[Saved data entries]

↓

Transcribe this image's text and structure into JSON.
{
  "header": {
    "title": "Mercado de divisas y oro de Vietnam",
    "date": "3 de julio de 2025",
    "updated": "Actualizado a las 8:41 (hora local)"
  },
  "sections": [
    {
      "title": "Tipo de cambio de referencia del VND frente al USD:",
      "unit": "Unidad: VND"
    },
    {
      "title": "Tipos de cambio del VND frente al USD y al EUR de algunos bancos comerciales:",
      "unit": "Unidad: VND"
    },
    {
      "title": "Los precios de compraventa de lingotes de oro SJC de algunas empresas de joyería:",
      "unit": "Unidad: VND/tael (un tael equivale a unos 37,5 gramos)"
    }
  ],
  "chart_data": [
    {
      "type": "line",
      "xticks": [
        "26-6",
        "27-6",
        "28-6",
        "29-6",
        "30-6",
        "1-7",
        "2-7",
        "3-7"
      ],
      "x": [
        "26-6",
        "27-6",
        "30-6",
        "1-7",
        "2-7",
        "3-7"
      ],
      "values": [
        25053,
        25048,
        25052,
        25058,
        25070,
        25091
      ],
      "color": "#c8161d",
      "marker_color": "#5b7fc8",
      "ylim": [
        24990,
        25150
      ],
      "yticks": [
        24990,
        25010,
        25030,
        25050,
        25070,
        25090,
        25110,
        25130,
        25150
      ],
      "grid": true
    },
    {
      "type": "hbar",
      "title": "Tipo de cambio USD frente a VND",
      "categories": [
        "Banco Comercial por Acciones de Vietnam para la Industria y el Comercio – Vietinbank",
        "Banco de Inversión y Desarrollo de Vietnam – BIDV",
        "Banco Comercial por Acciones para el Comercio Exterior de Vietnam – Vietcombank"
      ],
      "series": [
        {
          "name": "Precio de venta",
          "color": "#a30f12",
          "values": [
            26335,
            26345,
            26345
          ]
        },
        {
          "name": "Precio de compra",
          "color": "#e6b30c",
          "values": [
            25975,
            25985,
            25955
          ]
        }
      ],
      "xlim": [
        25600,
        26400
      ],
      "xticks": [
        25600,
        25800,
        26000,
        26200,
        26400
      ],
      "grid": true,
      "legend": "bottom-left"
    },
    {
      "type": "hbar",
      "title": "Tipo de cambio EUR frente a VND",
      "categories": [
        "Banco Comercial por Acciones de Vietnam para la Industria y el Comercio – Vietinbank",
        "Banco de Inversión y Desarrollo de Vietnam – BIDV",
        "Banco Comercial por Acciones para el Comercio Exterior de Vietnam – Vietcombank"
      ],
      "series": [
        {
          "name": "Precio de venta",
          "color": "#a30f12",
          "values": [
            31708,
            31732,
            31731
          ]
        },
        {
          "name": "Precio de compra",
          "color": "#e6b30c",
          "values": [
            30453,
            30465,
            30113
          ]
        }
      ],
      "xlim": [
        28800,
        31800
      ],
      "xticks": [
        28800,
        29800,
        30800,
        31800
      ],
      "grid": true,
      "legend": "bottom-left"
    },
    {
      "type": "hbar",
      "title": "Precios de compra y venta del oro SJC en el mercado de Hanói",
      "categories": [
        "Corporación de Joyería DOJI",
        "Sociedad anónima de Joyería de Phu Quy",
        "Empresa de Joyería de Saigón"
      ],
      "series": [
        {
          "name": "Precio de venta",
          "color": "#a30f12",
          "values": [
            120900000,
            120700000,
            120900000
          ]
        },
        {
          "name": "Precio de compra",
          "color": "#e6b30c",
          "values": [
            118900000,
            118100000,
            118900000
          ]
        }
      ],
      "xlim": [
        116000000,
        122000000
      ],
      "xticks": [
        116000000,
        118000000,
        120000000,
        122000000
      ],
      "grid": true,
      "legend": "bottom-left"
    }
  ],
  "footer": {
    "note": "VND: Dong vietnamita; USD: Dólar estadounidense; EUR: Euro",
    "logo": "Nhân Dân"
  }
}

↑

TASK DESCRIPTION
Extract every record. Keep wording exact.

ANSWER TO THE TASK
Transcribe this image's text and structure into JSON.
{
  "header": {
    "title": "Mercado de divisas y oro de Vietnam",
    "date": "3 de julio de 2025",
    "updated": "Actualizado a las 8:41 (hora local)"
  },
  "sections": [
    {
      "title": "Tipo de cambio de referencia del VND frente al USD:",
      "unit": "Unidad: VND"
    },
    {
      "title": "Tipos de cambio del VND frente al USD y al EUR de algunos bancos comerciales:",
      "unit": "Unidad: VND"
    },
    {
      "title": "Los precios de compraventa de lingotes de oro SJC de algunas empresas de joyería:",
      "unit": "Unidad: VND/tael (un tael equivale a unos 37,5 gramos)"
    }
  ],
  "chart_data": [
    {
      "type": "line",
      "xticks": [
        "26-6",
        "27-6",
        "28-6",
        "29-6",
        "30-6",
        "1-7",
        "2-7",
        "3-7"
      ],
      "x": [
        "26-6",
        "27-6",
        "30-6",
        "1-7",
        "2-7",
        "3-7"
      ],
      "values": [
        25053,
        25048,
        25052,
        25058,
        25070,
        25091
      ],
      "color": "#c8161d",
      "marker_color": "#5b7fc8",
      "ylim": [
        24990,
        25150
      ],
      "yticks": [
        24990,
        25010,
        25030,
        25050,
        25070,
        25090,
        25110,
        25130,
        25150
      ],
      "grid": true
    },
    {
      "type": "hbar",
      "title": "Tipo de cambio USD frente a VND",
      "categories": [
        "Banco Comercial por Acciones de Vietnam para la Industria y el Comercio – Vietinbank",
        "Banco de Inversión y Desarrollo de Vietnam – BIDV",
        "Banco Comercial por Acciones para el Comercio Exterior de Vietnam – Vietcombank"
      ],
      "series": [
        {
          "name": "Precio de venta",
          "color": "#a30f12",
          "values": [
            26335,
            26345,
            26345
          ]
        },
        {
          "name": "Precio de compra",
          "color": "#e6b30c",
          "values": [
            25975,
            25985,
            25955
          ]
        }
      ],
      "xlim": [
        25600,
        26400
      ],
      "xticks": [
        25600,
        25800,
        26000,
        26200,
        26400
      ],
      "grid": true,
      "legend": "bottom-left"
    },
    {
      "type": "hbar",
      "title": "Tipo de cambio EUR frente a VND",
      "categories": [
        "Banco Comercial por Acciones de Vietnam para la Industria y el Comercio – Vietinbank",
        "Banco de Inversión y Desarrollo de Vietnam – BIDV",
        "Banco Comercial por Acciones para el Comercio Exterior de Vietnam – Vietcombank"
      ],
      "series": [
        {
          "name": "Precio de venta",
          "color": "#a30f12",
          "values": [
            31708,
            31732,
            31731
          ]
        },
        {
          "name": "Precio de compra",
          "color": "#e6b30c",
          "values": [
            30453,
            30465,
            30113
          ]
        }
      ],
      "xlim": [
        28800,
        31800
      ],
      "xticks": [
        28800,
        29800,
        30800,
        31800
      ],
      "grid": true,
      "legend": "bottom-left"
    },
    {
      "type": "hbar",
      "title": "Precios de compra y venta del oro SJC en el mercado de Hanói",
      "categories": [
        "Corporación de Joyería DOJI",
        "Sociedad anónima de Joyería de Phu Quy",
        "Empresa de Joyería de Saigón"
      ],
      "series": [
        {
          "name": "Precio de venta",
          "color": "#a30f12",
          "values": [
            120900000,
            120700000,
            120900000
          ]
        },
        {
          "name": "Precio de compra",
          "color": "#e6b30c",
          "values": [
            118900000,
            118100000,
            118900000
          ]
        }
      ],
      "xlim": [
        116000000,
        122000000
      ],
      "xticks": [
        116000000,
        118000000,
        120000000,
        122000000
      ],
      "grid": true,
      "legend": "bottom-left"
    }
  ],
  "footer": {
    "note": "VND: Dong vietnamita; USD: Dólar estadounidense; EUR: Euro",
    "logo": "Nhân Dân"
  }
}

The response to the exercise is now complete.